- _What you are asked to do_:
Restate the whole listing word for word. Pictures are left out.
===== The data =====
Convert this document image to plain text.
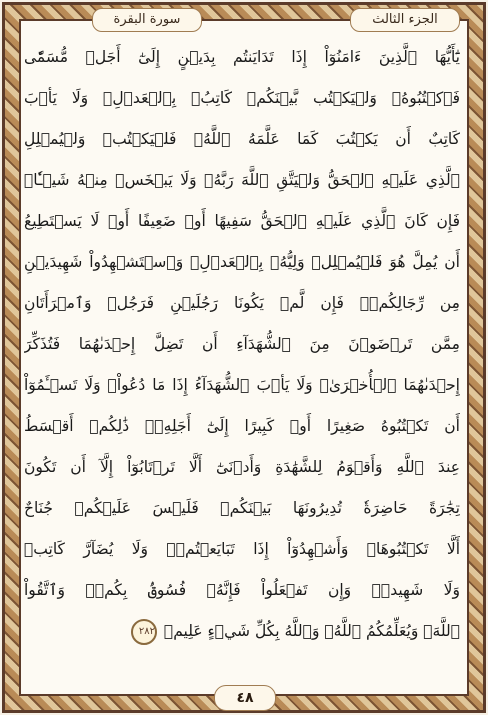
الجزء الثالث
سورة البقرة
يَٰٓأَيُّهَا ٱلَّذِينَ ءَامَنُوٓاْ إِذَا تَدَايَنتُم بِدَيۡنٍ إِلَىٰٓ أَجَلٖ مُّسَمّٗى
فَٱكۡتُبُوهُۚ وَلۡيَكۡتُب بَّيۡنَكُمۡ كَاتِبُۢ بِٱلۡعَدۡلِۚ وَلَا يَأۡبَ
كَاتِبٌ أَن يَكۡتُبَ كَمَا عَلَّمَهُ ٱللَّهُۚ فَلۡيَكۡتُبۡ وَلۡيُمۡلِلِ
ٱلَّذِي عَلَيۡهِ ٱلۡحَقُّ وَلۡيَتَّقِ ٱللَّهَ رَبَّهُۥ وَلَا يَبۡخَسۡ مِنۡهُ شَيۡـٔٗاۚ
فَإِن كَانَ ٱلَّذِي عَلَيۡهِ ٱلۡحَقُّ سَفِيهًا أَوۡ ضَعِيفًا أَوۡ لَا يَسۡتَطِيعُ
أَن يُمِلَّ هُوَ فَلۡيُمۡلِلۡ وَلِيُّهُۥ بِٱلۡعَدۡلِۚ وَٱسۡتَشۡهِدُواْ شَهِيدَيۡنِ
مِن رِّجَالِكُمۡۖ فَإِن لَّمۡ يَكُونَا رَجُلَيۡنِ فَرَجُلٞ وَٱمۡرَأَتَانِ
مِمَّن تَرۡضَوۡنَ مِنَ ٱلشُّهَدَآءِ أَن تَضِلَّ إِحۡدَىٰهُمَا فَتُذَكِّرَ
إِحۡدَىٰهُمَا ٱلۡأُخۡرَىٰۚ وَلَا يَأۡبَ ٱلشُّهَدَآءُ إِذَا مَا دُعُواْۚ وَلَا تَسۡـَٔمُوٓاْ
أَن تَكۡتُبُوهُ صَغِيرًا أَوۡ كَبِيرًا إِلَىٰٓ أَجَلِهِۦۚ ذَٰلِكُمۡ أَقۡسَطُ
عِندَ ٱللَّهِ وَأَقۡوَمُ لِلشَّهَٰدَةِ وَأَدۡنَىٰٓ أَلَّا تَرۡتَابُوٓاْ إِلَّآ أَن تَكُونَ
تِجَٰرَةً حَاضِرَةٗ تُدِيرُونَهَا بَيۡنَكُمۡ فَلَيۡسَ عَلَيۡكُمۡ جُنَاحٌ
أَلَّا تَكۡتُبُوهَاۗ وَأَشۡهِدُوٓاْ إِذَا تَبَايَعۡتُمۡۚ وَلَا يُضَآرَّ كَاتِبٞ
وَلَا شَهِيدٞۚ وَإِن تَفۡعَلُواْ فَإِنَّهُۥ فُسُوقُۢ بِكُمۡۗ وَٱتَّقُواْ
ٱللَّهَۖ وَيُعَلِّمُكُمُ ٱللَّهُۗ وَٱللَّهُ بِكُلِّ شَيۡءٍ عَلِيمٞ ٢٨٢
٤٨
=====
- _Solution to the exercise_:
Convert this document image to plain text.
الجزء الثالث
سورة البقرة
يَٰٓأَيُّهَا ٱلَّذِينَ ءَامَنُوٓاْ إِذَا تَدَايَنتُم بِدَيۡنٍ إِلَىٰٓ أَجَلٖ مُّسَمّٗى
فَٱكۡتُبُوهُۚ وَلۡيَكۡتُب بَّيۡنَكُمۡ كَاتِبُۢ بِٱلۡعَدۡلِۚ وَلَا يَأۡبَ
كَاتِبٌ أَن يَكۡتُبَ كَمَا عَلَّمَهُ ٱللَّهُۚ فَلۡيَكۡتُبۡ وَلۡيُمۡلِلِ
ٱلَّذِي عَلَيۡهِ ٱلۡحَقُّ وَلۡيَتَّقِ ٱللَّهَ رَبَّهُۥ وَلَا يَبۡخَسۡ مِنۡهُ شَيۡـٔٗاۚ
فَإِن كَانَ ٱلَّذِي عَلَيۡهِ ٱلۡحَقُّ سَفِيهًا أَوۡ ضَعِيفًا أَوۡ لَا يَسۡتَطِيعُ
أَن يُمِلَّ هُوَ فَلۡيُمۡلِلۡ وَلِيُّهُۥ بِٱلۡعَدۡلِۚ وَٱسۡتَشۡهِدُواْ شَهِيدَيۡنِ
مِن رِّجَالِكُمۡۖ فَإِن لَّمۡ يَكُونَا رَجُلَيۡنِ فَرَجُلٞ وَٱمۡرَأَتَانِ
مِمَّن تَرۡضَوۡنَ مِنَ ٱلشُّهَدَآءِ أَن تَضِلَّ إِحۡدَىٰهُمَا فَتُذَكِّرَ
إِحۡدَىٰهُمَا ٱلۡأُخۡرَىٰۚ وَلَا يَأۡبَ ٱلشُّهَدَآءُ إِذَا مَا دُعُواْۚ وَلَا تَسۡـَٔمُوٓاْ
أَن تَكۡتُبُوهُ صَغِيرًا أَوۡ كَبِيرًا إِلَىٰٓ أَجَلِهِۦۚ ذَٰلِكُمۡ أَقۡسَطُ
عِندَ ٱللَّهِ وَأَقۡوَمُ لِلشَّهَٰدَةِ وَأَدۡنَىٰٓ أَلَّا تَرۡتَابُوٓاْ إِلَّآ أَن تَكُونَ
تِجَٰرَةً حَاضِرَةٗ تُدِيرُونَهَا بَيۡنَكُمۡ فَلَيۡسَ عَلَيۡكُمۡ جُنَاحٌ
أَلَّا تَكۡتُبُوهَاۗ وَأَشۡهِدُوٓاْ إِذَا تَبَايَعۡتُمۡۚ وَلَا يُضَآرَّ كَاتِبٞ
وَلَا شَهِيدٞۚ وَإِن تَفۡعَلُواْ فَإِنَّهُۥ فُسُوقُۢ بِكُمۡۗ وَٱتَّقُواْ
ٱللَّهَۖ وَيُعَلِّمُكُمُ ٱللَّهُۗ وَٱللَّهُ بِكُلِّ شَيۡءٍ عَلِيمٞ ٢٨٢
٤٨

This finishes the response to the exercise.